* _Problem to solve_:
Pick out every line with the word "image" and copy it.

** BEGIN Data **

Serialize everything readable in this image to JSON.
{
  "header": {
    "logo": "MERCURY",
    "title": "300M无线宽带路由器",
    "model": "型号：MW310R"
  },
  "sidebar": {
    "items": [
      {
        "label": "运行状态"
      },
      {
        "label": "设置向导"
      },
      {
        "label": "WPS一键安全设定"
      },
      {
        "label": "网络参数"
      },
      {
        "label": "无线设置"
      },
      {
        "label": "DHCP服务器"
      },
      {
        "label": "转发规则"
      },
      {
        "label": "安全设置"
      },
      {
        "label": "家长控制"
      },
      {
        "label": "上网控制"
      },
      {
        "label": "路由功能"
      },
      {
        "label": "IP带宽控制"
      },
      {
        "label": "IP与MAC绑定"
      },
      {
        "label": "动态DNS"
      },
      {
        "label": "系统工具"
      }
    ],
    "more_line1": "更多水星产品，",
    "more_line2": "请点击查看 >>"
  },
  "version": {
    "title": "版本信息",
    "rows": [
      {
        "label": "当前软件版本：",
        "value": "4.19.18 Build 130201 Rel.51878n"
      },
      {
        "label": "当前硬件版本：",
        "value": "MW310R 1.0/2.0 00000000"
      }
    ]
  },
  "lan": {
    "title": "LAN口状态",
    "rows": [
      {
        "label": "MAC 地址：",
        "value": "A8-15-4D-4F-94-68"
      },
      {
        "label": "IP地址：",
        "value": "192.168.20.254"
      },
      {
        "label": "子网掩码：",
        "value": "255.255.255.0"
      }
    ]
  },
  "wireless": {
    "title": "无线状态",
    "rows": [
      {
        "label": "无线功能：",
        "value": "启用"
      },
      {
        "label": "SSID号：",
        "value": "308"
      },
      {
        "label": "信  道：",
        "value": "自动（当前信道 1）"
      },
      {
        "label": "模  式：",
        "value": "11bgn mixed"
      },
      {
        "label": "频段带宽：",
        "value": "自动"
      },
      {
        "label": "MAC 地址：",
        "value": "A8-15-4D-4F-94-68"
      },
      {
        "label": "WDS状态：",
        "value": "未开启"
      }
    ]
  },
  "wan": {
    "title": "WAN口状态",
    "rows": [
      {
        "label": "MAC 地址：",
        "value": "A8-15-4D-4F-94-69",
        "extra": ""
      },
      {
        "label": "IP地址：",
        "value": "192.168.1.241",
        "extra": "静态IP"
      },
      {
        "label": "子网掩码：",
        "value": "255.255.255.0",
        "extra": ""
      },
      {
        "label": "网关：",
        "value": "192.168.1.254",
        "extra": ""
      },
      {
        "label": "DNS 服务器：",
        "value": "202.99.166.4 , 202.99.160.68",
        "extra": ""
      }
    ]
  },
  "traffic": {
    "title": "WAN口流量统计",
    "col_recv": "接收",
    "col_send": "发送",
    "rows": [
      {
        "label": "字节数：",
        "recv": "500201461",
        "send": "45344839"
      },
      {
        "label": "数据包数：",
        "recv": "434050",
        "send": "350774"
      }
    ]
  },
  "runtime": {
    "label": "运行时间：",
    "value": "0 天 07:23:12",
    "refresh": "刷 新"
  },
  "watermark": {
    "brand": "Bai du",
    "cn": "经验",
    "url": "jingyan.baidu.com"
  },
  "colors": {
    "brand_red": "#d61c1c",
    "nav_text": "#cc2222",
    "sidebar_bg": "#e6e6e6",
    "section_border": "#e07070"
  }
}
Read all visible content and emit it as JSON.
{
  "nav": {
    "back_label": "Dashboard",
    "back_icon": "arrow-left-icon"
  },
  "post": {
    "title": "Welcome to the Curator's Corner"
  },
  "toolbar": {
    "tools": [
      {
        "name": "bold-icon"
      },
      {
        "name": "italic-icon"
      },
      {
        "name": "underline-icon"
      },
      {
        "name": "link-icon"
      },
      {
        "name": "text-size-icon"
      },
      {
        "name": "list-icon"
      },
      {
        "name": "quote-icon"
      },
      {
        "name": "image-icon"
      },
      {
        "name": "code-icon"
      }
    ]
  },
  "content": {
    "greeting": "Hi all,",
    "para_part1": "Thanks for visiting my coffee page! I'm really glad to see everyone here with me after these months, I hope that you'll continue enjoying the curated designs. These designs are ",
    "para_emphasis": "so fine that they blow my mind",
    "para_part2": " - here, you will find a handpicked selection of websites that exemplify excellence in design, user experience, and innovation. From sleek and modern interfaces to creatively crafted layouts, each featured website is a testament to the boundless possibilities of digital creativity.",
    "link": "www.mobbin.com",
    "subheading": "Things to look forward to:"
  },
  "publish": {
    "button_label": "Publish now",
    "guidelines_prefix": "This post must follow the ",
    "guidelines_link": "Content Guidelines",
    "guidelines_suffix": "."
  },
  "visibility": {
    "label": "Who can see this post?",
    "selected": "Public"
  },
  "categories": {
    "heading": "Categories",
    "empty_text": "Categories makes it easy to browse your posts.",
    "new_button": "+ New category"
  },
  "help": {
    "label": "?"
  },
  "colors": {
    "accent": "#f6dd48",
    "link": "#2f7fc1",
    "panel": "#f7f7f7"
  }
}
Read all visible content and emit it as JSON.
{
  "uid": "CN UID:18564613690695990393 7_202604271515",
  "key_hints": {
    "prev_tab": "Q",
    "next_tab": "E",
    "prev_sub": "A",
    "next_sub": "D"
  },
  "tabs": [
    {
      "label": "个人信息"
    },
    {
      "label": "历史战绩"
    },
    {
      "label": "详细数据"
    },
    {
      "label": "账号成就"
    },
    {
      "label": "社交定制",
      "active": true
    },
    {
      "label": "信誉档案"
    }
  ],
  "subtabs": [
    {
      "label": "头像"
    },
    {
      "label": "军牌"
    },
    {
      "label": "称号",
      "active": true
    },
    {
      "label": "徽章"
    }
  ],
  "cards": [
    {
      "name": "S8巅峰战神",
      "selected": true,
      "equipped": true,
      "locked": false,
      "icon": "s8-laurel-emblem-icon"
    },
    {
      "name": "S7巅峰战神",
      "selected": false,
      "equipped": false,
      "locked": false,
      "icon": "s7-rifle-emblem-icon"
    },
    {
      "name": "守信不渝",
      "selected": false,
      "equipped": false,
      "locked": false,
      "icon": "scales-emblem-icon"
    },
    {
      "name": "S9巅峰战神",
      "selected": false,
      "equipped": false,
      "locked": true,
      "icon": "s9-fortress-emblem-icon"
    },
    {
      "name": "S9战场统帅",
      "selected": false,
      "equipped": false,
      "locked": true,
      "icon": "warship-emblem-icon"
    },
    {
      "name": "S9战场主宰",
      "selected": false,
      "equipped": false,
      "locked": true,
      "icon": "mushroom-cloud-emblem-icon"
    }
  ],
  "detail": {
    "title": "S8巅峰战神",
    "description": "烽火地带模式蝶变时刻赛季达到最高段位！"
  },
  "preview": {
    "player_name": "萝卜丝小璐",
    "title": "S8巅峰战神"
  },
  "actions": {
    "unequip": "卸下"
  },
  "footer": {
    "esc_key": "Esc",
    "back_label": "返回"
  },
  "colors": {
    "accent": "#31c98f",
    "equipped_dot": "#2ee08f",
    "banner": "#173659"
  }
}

** END Data **

* _Exercise solution_:
Serialize everything readable in this image to JSON.
        "name": "image-icon"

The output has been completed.